_Given request_.
Say how many lines hold the string "możliwościami", and nothing more.

_Stored entries_.

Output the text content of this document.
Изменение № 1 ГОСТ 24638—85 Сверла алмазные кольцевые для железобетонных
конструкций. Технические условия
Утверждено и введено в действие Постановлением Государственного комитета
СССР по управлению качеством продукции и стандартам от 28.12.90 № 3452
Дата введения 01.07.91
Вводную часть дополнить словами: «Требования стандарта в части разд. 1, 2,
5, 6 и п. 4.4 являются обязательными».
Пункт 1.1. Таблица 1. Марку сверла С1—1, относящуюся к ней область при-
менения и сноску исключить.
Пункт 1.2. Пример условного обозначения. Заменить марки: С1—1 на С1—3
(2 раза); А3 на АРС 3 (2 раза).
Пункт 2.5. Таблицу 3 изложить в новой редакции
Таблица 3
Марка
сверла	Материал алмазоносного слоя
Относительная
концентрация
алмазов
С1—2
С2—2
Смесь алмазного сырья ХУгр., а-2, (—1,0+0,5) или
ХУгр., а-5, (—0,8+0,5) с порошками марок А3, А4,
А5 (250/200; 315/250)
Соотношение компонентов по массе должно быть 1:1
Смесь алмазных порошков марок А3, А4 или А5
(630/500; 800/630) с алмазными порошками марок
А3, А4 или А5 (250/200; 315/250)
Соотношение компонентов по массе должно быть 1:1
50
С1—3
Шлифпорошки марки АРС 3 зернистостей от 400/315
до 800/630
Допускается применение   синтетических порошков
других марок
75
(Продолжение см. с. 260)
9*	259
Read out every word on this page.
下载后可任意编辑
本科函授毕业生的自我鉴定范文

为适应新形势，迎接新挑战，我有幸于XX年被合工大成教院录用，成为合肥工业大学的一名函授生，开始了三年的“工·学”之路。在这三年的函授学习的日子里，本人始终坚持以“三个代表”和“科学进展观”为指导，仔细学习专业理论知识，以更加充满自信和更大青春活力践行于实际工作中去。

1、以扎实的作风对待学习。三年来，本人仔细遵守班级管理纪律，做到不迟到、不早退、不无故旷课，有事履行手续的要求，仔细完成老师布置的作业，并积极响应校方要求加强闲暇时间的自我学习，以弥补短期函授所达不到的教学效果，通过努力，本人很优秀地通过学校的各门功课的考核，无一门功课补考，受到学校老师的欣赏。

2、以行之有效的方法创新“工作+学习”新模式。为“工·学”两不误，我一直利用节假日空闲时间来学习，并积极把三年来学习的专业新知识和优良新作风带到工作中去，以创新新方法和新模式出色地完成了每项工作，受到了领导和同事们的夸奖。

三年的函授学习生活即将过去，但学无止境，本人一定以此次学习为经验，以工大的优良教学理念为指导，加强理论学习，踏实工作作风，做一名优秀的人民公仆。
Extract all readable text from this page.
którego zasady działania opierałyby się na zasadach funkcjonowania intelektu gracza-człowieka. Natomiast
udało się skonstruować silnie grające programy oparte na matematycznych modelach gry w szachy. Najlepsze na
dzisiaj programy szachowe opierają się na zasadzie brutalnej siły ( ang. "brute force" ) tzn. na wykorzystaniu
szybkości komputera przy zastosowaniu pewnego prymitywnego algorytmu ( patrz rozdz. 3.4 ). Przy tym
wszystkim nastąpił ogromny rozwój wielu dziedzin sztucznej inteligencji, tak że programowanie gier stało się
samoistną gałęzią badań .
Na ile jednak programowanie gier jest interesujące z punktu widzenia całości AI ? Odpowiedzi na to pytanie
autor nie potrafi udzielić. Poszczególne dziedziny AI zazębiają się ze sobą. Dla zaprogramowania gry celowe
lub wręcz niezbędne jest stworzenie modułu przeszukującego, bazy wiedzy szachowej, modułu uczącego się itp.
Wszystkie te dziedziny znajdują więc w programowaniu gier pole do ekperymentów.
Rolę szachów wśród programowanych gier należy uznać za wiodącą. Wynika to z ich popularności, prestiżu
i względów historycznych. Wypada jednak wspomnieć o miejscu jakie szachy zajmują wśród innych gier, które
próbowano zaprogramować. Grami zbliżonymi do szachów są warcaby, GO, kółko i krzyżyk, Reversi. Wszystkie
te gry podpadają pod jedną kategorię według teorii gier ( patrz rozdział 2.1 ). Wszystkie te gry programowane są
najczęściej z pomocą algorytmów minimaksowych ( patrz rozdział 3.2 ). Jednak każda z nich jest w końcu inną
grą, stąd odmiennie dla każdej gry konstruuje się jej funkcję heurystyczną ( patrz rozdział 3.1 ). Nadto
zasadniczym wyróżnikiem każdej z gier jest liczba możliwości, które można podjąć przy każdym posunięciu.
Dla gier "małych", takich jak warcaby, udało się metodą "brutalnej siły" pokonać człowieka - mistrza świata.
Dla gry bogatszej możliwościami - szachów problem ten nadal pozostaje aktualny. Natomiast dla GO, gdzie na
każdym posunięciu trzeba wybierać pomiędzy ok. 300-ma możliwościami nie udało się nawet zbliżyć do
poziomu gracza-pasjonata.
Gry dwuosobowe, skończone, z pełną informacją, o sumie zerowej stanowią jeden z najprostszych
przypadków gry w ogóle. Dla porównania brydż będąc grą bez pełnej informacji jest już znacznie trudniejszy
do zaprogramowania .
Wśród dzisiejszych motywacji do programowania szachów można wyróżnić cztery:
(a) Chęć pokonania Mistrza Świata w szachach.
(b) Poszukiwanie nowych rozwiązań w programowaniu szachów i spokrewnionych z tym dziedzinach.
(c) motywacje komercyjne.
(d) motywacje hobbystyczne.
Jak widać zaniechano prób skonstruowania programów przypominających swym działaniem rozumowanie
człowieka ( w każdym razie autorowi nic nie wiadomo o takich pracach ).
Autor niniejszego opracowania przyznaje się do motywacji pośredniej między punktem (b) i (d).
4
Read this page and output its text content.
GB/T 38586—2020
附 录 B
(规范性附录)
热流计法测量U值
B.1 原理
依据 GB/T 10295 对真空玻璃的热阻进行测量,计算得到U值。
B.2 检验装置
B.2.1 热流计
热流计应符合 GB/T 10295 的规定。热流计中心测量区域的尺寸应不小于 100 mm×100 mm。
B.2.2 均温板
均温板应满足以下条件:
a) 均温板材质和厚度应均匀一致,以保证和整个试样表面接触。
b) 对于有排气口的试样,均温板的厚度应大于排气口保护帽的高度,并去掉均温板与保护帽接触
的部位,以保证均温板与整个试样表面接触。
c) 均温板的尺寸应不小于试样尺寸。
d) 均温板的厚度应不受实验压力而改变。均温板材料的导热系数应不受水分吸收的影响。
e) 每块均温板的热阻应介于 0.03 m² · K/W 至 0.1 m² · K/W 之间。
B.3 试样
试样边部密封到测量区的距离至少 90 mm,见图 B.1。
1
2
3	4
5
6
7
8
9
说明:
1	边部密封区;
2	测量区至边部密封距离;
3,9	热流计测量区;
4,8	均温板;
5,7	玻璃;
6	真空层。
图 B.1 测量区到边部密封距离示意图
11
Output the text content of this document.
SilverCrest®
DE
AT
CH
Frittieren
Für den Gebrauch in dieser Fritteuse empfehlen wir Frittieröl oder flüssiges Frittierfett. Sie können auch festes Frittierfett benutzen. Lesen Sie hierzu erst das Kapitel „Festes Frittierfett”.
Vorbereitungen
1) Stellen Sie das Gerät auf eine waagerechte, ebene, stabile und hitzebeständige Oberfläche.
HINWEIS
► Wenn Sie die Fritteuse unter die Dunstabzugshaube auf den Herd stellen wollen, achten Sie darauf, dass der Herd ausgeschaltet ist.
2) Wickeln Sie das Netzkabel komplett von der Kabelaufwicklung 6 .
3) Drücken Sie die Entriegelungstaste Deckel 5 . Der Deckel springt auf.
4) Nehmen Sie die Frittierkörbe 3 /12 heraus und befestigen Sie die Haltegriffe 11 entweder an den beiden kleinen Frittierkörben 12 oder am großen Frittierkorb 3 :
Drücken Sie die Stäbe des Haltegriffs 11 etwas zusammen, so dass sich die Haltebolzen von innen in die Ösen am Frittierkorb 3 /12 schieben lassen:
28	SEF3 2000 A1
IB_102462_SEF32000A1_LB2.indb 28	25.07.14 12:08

_Written answer_.
2